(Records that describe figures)
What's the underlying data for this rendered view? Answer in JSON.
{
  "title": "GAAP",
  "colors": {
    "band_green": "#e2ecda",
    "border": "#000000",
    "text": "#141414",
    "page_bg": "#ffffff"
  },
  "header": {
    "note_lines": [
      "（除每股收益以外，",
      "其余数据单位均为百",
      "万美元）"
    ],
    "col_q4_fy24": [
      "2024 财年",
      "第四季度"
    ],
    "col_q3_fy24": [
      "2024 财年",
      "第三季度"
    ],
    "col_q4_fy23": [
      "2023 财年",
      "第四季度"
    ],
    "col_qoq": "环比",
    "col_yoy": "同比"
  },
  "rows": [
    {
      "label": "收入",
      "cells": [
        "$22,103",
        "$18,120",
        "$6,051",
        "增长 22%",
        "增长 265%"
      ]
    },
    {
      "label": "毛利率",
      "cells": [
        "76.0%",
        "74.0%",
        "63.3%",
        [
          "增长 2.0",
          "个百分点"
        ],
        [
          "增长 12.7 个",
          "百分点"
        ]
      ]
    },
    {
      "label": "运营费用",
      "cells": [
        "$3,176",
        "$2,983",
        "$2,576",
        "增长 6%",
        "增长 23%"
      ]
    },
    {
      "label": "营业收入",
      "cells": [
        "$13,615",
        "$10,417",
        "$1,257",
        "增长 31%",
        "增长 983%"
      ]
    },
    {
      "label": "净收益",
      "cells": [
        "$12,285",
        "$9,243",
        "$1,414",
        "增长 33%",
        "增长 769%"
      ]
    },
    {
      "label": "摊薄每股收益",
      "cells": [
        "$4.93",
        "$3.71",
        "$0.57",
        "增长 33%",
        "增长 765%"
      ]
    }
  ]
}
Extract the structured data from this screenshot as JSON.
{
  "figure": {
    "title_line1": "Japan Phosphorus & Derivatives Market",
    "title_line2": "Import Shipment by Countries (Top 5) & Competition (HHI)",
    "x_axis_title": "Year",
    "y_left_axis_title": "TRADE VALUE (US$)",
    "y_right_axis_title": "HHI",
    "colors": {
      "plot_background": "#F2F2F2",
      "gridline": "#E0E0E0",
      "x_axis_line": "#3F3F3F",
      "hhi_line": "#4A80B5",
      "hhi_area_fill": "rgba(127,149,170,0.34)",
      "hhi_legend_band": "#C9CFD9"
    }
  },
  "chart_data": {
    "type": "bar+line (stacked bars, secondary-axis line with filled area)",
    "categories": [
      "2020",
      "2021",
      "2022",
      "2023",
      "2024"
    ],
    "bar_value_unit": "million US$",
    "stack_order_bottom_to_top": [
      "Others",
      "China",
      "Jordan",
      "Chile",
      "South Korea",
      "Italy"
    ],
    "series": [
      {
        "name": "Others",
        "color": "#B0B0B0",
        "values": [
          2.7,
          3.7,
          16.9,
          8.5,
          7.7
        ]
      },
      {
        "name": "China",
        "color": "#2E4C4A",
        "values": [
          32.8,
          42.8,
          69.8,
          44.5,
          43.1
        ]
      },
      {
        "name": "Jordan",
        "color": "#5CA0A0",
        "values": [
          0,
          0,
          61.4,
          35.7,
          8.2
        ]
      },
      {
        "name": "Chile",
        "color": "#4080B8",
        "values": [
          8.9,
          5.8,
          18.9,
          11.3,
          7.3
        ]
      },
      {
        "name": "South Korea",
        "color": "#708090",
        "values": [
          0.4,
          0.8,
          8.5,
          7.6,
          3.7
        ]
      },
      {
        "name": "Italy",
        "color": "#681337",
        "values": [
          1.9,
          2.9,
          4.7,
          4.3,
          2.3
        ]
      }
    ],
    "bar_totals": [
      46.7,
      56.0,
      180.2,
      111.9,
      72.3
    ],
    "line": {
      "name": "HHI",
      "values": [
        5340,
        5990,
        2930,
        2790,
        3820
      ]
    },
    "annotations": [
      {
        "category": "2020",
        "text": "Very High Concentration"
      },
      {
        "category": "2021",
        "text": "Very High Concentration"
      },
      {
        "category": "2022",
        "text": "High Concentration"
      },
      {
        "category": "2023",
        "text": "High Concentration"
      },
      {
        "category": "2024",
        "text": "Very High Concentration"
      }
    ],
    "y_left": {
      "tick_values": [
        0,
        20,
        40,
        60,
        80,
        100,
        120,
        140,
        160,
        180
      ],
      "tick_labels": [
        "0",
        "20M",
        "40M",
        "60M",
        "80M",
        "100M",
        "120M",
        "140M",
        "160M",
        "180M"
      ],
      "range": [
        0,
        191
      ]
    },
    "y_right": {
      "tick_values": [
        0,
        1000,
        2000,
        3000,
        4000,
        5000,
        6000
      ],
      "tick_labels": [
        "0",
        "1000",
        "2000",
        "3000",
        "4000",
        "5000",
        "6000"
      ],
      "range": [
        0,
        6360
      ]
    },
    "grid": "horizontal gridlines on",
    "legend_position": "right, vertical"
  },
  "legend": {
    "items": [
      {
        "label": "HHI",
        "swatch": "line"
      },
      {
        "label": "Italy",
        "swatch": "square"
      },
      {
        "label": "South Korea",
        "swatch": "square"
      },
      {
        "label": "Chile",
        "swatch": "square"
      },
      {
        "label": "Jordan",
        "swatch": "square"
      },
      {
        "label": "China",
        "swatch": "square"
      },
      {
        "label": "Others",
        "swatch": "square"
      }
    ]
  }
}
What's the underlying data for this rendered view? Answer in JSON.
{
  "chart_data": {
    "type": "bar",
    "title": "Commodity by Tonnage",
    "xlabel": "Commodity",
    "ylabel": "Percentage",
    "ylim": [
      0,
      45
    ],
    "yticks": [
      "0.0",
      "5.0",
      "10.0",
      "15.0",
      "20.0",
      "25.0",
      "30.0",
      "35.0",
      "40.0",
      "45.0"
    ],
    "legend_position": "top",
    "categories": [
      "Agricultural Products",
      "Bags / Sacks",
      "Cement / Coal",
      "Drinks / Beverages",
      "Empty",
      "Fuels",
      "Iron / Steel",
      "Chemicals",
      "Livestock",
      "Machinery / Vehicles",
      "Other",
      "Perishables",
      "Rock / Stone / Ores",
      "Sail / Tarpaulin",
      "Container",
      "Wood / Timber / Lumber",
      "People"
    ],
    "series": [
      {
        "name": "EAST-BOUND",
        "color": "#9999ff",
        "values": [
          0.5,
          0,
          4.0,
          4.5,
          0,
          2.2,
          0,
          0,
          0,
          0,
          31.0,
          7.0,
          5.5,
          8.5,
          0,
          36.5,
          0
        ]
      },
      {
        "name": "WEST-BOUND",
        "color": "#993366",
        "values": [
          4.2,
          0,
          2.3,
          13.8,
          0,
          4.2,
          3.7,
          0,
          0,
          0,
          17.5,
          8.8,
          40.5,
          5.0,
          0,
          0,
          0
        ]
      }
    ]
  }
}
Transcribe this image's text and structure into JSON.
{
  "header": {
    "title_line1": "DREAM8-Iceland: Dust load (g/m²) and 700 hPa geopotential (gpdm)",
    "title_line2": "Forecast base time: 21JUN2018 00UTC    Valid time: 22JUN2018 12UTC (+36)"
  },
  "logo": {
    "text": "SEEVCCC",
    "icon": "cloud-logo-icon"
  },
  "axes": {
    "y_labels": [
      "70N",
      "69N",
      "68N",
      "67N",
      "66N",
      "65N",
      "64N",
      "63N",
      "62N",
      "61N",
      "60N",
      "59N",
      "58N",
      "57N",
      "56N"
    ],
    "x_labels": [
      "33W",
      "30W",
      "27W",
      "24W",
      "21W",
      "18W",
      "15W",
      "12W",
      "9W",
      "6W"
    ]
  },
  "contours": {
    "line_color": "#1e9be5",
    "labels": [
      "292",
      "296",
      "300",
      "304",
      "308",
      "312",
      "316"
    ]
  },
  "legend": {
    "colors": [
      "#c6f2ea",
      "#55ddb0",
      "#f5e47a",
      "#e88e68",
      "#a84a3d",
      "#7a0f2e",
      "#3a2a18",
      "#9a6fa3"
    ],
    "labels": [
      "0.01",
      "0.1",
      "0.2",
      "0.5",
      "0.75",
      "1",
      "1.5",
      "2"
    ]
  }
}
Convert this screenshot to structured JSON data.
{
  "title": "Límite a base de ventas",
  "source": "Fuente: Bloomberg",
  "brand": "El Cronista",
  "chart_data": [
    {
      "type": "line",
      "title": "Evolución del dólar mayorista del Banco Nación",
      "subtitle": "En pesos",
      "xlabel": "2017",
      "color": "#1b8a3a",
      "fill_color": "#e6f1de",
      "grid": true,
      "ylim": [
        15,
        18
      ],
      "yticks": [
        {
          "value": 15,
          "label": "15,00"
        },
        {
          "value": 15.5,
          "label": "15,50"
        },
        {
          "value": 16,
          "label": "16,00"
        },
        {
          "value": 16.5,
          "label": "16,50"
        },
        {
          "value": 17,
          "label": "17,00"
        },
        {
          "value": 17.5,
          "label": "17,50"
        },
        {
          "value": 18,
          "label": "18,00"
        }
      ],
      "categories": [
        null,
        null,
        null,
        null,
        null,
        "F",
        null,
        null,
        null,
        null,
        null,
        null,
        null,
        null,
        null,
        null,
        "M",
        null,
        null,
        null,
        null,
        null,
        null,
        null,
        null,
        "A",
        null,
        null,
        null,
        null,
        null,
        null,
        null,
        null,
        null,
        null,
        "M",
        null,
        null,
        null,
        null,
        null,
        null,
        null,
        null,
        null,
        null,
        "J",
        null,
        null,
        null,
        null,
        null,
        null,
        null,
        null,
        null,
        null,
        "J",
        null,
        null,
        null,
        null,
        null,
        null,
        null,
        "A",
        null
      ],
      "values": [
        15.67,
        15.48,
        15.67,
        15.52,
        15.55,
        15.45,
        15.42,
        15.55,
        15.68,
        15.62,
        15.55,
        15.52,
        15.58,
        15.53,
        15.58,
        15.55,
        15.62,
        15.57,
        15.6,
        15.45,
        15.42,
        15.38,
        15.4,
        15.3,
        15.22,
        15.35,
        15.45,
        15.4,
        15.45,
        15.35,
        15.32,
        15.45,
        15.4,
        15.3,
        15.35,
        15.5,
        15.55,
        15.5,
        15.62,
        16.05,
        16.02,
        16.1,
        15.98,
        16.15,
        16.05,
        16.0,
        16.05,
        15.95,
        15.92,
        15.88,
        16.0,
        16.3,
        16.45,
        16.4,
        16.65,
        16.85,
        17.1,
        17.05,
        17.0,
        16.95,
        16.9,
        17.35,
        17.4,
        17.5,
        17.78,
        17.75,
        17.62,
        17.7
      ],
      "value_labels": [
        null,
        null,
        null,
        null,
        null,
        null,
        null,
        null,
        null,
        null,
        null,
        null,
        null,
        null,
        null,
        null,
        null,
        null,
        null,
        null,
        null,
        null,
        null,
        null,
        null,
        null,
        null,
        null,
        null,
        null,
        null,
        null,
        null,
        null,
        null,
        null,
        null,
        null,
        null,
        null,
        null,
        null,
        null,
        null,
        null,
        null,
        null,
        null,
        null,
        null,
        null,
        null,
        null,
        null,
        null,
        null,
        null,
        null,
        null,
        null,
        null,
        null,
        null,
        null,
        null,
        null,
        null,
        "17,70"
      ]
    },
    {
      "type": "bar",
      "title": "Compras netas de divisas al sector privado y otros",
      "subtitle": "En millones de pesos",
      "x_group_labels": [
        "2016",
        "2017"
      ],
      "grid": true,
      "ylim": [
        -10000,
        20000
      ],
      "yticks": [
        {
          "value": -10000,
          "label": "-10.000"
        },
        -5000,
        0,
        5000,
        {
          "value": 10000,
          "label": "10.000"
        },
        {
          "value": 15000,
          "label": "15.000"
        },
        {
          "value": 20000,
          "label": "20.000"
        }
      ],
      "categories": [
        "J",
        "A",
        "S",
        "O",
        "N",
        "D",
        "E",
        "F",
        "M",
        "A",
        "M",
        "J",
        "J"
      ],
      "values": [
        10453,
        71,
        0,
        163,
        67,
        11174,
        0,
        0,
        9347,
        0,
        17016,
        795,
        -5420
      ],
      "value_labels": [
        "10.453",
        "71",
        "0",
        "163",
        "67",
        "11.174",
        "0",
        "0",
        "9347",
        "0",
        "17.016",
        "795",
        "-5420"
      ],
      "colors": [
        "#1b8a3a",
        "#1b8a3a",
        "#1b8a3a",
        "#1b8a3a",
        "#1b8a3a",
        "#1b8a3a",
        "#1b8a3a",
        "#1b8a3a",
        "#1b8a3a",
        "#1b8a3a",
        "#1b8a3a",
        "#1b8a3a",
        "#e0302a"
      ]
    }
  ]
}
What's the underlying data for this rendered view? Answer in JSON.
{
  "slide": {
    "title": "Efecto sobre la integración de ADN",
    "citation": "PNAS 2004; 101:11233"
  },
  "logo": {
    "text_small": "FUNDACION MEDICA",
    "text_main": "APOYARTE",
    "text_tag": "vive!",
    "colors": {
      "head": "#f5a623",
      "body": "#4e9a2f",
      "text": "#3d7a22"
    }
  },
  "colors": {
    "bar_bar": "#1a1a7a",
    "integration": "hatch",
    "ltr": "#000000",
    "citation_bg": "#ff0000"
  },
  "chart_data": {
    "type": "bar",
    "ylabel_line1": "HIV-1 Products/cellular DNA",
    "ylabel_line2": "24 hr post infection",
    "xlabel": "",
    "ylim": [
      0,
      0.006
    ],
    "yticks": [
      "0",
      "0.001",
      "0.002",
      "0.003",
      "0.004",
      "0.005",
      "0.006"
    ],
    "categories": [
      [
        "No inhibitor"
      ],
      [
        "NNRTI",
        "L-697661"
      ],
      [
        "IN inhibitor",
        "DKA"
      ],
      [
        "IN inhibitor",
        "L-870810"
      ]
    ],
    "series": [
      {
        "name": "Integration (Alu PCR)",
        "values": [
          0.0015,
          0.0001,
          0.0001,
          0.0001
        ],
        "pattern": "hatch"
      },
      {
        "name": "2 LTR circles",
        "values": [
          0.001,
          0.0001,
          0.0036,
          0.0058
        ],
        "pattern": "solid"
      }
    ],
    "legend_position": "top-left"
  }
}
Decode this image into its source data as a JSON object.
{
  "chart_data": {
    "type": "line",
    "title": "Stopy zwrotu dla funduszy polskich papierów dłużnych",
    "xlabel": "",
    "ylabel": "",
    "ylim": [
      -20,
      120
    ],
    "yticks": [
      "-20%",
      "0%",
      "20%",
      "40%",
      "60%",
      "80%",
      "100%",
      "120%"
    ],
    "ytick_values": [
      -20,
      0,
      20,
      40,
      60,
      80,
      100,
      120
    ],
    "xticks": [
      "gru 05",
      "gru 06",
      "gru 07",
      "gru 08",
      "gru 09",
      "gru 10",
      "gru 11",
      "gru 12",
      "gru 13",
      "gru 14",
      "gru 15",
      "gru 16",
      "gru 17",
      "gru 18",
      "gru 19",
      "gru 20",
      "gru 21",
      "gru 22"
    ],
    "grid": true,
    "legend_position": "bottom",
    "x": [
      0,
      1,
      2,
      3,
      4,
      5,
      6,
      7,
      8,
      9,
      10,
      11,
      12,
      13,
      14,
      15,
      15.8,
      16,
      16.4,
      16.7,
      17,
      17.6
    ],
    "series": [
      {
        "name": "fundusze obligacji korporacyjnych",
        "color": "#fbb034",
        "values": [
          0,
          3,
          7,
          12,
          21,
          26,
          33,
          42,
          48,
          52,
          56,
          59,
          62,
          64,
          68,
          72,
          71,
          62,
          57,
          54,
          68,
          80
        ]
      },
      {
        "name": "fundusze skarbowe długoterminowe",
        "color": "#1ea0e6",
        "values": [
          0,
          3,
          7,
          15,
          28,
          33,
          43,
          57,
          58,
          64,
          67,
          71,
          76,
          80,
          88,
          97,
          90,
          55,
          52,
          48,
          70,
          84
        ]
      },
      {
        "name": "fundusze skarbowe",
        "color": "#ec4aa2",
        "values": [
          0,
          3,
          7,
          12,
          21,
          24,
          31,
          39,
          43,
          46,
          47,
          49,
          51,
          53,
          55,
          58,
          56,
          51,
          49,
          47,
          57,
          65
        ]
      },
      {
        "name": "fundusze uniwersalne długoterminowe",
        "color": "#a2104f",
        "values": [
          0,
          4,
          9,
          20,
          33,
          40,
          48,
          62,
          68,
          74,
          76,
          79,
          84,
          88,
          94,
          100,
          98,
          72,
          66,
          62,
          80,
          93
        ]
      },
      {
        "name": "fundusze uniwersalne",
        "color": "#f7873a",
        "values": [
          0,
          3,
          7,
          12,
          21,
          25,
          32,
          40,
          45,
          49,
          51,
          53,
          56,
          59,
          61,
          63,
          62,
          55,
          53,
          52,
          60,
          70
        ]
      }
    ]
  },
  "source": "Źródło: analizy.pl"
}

## Request
List every line above that holds the word "Commodity".

## Solved problem
    "title": "Commodity by Tonnage",
    "xlabel": "Commodity",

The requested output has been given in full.